> What you should do: Without the pictures, copy the entries below word for word.

--- Start Records for this task ---

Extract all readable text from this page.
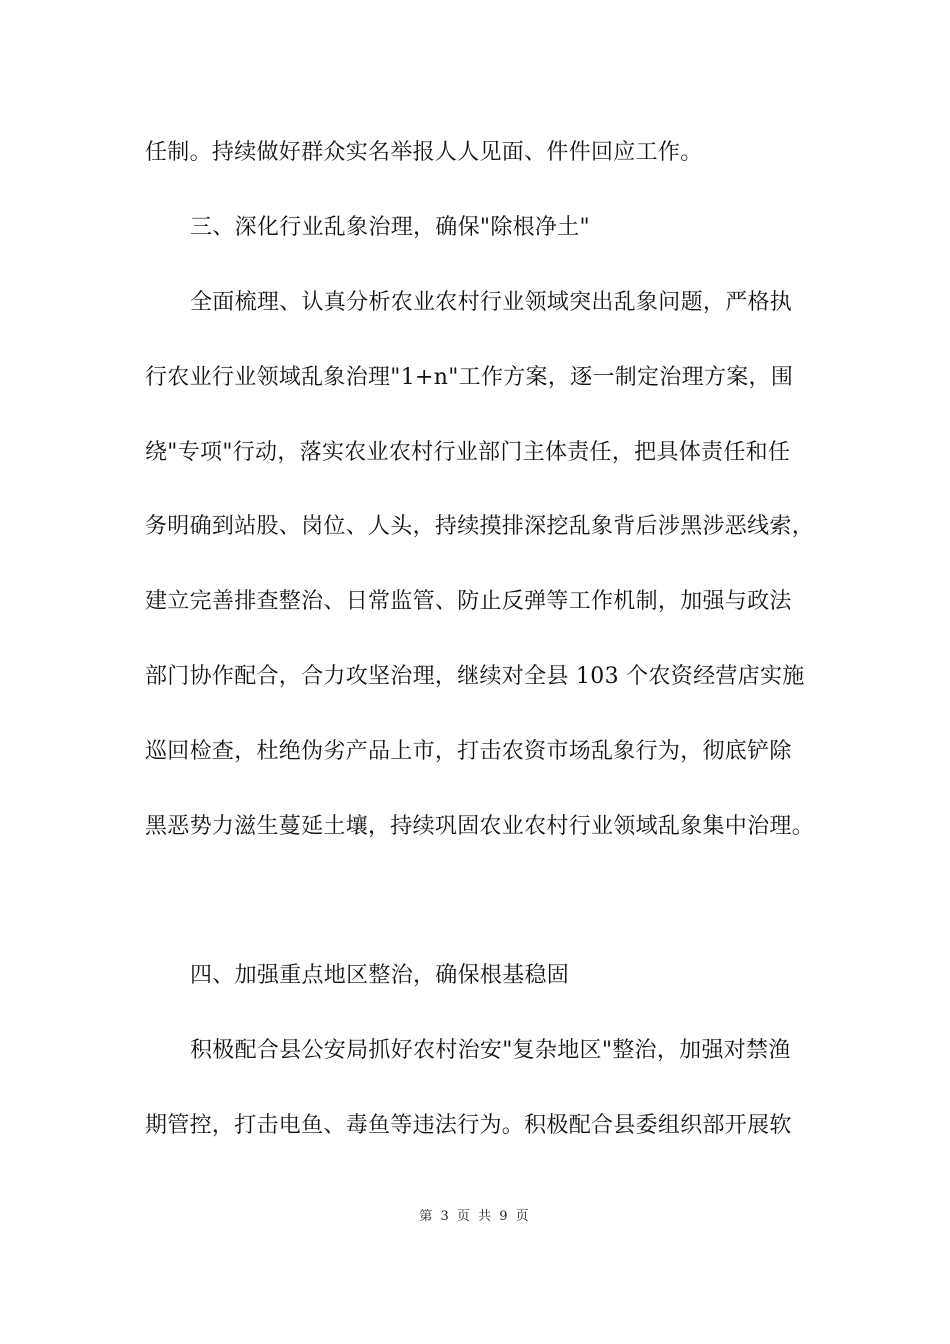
任制。持续做好群众实名举报人人见面、件件回应工作。
三、深化行业乱象治理，确保"除根净土"
全面梳理、认真分析农业农村行业领域突出乱象问题，严格执
行农业行业领域乱象治理"1+n"工作方案，逐一制定治理方案，围
绕"专项"行动，落实农业农村行业部门主体责任，把具体责任和任
务明确到站股、岗位、人头，持续摸排深挖乱象背后涉黑涉恶线索，
建立完善排查整治、日常监管、防止反弹等工作机制，加强与政法
部门协作配合，合力攻坚治理，继续对全县 103 个农资经营店实施
巡回检查，杜绝伪劣产品上市，打击农资市场乱象行为，彻底铲除
黑恶势力滋生蔓延土壤，持续巩固农业农村行业领域乱象集中治理。
四、加强重点地区整治，确保根基稳固
积极配合县公安局抓好农村治安"复杂地区"整治，加强对禁渔
期管控，打击电鱼、毒鱼等违法行为。积极配合县委组织部开展软
第 3 页 共 9 页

--- End Records for this task ---

> Reply to the exercise:
Extract all readable text from this page.
任制。持续做好群众实名举报人人见面、件件回应工作。
三、深化行业乱象治理，确保"除根净土"
全面梳理、认真分析农业农村行业领域突出乱象问题，严格执
行农业行业领域乱象治理"1+n"工作方案，逐一制定治理方案，围
绕"专项"行动，落实农业农村行业部门主体责任，把具体责任和任
务明确到站股、岗位、人头，持续摸排深挖乱象背后涉黑涉恶线索，
建立完善排查整治、日常监管、防止反弹等工作机制，加强与政法
部门协作配合，合力攻坚治理，继续对全县 103 个农资经营店实施
巡回检查，杜绝伪劣产品上市，打击农资市场乱象行为，彻底铲除
黑恶势力滋生蔓延土壤，持续巩固农业农村行业领域乱象集中治理。
四、加强重点地区整治，确保根基稳固
积极配合县公安局抓好农村治安"复杂地区"整治，加强对禁渔
期管控，打击电鱼、毒鱼等违法行为。积极配合县委组织部开展软
第 3 页 共 9 页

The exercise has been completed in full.